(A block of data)
__________________________________________________
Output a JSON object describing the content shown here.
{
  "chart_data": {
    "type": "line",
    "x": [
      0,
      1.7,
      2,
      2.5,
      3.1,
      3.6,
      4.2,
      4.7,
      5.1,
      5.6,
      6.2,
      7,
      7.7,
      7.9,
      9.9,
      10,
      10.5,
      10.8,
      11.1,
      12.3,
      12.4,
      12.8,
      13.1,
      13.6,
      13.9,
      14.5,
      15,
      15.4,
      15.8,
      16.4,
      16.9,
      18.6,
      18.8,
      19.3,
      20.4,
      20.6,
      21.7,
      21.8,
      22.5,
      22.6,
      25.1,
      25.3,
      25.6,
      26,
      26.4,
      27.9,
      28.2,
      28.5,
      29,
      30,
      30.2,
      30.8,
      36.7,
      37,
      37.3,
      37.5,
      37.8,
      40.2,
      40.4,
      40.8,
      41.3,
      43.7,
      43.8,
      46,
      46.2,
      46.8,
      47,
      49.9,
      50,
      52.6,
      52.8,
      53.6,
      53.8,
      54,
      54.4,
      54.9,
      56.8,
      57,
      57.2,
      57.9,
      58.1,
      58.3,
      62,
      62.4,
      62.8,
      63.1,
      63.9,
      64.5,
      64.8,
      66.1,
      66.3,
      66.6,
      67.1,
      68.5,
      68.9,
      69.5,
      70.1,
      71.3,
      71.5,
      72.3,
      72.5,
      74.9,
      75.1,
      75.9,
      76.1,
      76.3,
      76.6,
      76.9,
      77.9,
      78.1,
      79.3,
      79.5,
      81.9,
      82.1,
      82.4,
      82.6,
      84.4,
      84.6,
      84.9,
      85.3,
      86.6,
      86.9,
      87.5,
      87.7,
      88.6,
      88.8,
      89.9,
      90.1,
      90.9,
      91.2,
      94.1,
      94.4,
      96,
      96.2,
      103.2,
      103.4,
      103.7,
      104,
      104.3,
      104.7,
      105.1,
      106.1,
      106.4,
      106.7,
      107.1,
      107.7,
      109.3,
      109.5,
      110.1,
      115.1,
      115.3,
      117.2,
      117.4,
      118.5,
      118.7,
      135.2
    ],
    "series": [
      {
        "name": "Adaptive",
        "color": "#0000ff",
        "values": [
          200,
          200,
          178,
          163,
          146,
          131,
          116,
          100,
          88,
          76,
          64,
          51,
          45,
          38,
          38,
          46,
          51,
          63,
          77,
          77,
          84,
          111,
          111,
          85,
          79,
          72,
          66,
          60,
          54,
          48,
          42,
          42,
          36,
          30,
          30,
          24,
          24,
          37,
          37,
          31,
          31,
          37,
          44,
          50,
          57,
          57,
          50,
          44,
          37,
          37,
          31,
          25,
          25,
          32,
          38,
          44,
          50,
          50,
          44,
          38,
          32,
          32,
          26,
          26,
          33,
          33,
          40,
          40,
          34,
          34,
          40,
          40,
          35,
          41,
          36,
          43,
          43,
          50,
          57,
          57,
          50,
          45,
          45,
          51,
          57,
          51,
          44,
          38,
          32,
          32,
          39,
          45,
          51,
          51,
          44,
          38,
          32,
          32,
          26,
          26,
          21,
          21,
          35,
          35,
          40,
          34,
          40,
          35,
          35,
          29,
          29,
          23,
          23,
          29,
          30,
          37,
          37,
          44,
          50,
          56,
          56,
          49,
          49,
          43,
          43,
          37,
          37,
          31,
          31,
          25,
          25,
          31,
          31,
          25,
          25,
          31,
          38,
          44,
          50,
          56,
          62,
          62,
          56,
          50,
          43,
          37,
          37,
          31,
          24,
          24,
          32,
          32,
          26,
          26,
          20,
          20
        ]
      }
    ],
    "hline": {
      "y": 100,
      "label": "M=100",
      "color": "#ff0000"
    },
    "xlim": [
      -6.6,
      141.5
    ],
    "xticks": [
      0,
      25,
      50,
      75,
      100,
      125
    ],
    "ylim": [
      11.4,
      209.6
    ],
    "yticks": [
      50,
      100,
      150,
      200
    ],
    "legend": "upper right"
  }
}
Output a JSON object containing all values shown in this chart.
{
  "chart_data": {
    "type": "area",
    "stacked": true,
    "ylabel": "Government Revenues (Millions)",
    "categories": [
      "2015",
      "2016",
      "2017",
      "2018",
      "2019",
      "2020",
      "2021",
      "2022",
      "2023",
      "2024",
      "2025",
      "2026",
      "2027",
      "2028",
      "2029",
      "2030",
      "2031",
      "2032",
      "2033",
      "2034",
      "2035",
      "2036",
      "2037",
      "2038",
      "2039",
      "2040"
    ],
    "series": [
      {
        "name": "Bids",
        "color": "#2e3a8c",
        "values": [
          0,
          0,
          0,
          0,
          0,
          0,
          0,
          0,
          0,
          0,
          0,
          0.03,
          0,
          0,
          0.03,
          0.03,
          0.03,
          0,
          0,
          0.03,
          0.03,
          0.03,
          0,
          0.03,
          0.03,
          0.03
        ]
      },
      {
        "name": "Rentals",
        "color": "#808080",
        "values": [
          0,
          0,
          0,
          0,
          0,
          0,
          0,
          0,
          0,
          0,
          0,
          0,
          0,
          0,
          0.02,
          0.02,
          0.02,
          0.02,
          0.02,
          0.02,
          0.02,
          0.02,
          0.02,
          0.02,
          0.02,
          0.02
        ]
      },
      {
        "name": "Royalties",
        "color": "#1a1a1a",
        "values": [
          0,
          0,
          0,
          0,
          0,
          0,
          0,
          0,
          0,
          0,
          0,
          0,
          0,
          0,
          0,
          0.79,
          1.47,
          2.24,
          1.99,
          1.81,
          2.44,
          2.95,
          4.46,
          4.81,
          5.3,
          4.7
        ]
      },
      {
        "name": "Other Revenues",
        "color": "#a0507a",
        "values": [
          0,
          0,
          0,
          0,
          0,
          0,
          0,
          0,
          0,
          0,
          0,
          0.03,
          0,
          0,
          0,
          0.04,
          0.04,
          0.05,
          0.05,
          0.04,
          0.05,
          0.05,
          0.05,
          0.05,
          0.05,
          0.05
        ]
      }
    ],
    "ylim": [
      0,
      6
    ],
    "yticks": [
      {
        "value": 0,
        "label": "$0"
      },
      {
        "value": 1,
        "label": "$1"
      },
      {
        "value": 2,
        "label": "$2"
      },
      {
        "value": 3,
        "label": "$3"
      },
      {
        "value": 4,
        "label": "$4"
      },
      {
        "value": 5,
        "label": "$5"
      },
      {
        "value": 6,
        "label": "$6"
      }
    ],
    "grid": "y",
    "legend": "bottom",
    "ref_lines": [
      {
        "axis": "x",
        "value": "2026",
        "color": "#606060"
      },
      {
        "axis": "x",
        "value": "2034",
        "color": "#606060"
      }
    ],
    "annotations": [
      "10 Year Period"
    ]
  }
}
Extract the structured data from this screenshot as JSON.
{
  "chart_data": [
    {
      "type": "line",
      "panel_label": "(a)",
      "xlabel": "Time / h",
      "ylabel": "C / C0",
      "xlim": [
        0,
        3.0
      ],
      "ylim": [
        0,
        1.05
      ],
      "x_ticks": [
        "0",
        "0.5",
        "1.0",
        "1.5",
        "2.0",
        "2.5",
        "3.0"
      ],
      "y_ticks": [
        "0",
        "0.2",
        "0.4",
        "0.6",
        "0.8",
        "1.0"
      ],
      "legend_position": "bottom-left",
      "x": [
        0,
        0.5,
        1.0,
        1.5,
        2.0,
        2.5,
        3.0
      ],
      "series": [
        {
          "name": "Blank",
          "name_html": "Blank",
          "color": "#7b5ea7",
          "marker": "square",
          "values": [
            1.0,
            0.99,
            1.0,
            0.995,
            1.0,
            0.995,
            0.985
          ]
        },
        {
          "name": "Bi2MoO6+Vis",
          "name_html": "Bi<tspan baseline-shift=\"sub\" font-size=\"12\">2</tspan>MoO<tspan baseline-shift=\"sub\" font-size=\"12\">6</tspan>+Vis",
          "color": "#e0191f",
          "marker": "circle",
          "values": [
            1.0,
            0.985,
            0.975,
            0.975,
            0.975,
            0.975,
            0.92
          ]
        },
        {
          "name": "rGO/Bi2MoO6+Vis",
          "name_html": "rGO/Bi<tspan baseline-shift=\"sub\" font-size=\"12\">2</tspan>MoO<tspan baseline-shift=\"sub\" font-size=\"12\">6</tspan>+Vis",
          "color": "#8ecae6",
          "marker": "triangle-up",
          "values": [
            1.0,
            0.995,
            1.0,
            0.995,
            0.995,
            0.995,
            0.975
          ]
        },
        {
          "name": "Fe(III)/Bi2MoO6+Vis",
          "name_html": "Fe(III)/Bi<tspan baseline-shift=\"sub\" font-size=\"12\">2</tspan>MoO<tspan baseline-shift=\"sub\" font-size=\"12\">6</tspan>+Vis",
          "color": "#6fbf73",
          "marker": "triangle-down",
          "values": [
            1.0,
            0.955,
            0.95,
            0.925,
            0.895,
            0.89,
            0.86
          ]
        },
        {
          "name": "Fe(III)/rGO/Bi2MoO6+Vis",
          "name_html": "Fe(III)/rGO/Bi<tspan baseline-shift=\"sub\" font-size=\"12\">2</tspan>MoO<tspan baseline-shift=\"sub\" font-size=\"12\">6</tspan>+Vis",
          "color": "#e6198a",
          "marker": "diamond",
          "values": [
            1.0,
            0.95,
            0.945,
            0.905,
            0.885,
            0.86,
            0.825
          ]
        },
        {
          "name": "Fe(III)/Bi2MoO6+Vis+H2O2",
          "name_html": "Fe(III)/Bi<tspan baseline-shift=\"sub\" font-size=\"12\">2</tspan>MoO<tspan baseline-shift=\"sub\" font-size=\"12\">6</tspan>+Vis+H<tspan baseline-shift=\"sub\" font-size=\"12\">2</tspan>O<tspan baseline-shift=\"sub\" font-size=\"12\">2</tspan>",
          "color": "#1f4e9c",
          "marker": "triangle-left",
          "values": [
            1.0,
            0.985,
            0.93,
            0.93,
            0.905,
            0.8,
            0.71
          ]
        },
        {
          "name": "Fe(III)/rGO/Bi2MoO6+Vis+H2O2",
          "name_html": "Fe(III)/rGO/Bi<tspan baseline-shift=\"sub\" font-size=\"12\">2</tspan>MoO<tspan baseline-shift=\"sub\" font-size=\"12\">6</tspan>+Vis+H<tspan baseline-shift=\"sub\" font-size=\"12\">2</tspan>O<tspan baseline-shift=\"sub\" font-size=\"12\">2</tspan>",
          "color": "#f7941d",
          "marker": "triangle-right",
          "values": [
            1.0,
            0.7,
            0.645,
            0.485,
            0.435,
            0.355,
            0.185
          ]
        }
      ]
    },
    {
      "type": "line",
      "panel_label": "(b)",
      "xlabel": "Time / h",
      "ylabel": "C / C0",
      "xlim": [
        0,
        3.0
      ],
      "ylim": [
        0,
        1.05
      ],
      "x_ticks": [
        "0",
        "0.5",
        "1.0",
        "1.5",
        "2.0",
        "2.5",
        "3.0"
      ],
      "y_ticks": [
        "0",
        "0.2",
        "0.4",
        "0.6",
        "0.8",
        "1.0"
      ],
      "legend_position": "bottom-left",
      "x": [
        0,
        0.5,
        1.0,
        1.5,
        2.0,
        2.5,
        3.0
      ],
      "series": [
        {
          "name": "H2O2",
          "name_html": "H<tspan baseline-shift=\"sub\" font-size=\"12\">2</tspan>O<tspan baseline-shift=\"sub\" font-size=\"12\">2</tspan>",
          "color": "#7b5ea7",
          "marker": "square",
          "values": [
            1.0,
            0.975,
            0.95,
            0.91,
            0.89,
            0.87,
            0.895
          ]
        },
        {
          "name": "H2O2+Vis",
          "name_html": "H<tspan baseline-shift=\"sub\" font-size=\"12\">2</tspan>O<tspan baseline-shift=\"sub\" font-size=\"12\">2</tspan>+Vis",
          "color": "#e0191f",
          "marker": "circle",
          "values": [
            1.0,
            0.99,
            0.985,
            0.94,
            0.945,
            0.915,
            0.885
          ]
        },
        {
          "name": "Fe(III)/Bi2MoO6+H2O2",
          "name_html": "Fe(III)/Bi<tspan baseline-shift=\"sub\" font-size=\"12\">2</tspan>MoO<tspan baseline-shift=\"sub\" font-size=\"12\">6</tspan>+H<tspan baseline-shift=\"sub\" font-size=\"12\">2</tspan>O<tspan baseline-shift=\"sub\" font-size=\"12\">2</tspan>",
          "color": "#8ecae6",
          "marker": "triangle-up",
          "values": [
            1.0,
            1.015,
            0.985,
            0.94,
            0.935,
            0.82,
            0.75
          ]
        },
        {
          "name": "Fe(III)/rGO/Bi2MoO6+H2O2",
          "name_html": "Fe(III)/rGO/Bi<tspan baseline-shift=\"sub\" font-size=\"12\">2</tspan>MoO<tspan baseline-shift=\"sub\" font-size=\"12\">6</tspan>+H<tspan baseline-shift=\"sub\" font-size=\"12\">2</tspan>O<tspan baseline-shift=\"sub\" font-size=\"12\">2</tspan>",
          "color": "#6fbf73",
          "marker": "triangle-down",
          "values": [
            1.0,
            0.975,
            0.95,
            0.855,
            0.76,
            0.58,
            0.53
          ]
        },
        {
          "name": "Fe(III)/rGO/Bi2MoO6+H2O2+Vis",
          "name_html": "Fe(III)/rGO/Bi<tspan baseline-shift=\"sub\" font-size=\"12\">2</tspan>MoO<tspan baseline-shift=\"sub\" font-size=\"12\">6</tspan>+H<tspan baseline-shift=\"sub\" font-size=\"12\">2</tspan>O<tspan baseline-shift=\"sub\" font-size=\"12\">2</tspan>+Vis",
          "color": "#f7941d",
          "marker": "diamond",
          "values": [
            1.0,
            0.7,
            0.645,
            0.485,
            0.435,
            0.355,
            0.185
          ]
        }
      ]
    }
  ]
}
__________________________________________________
■ DESCRIPTION OF THE TASK
Locate the word "type" in the records and collect each line it appears in.

■ TASK RESPONSE
    "type": "line",
    "type": "area",
      "type": "line",
      "type": "line",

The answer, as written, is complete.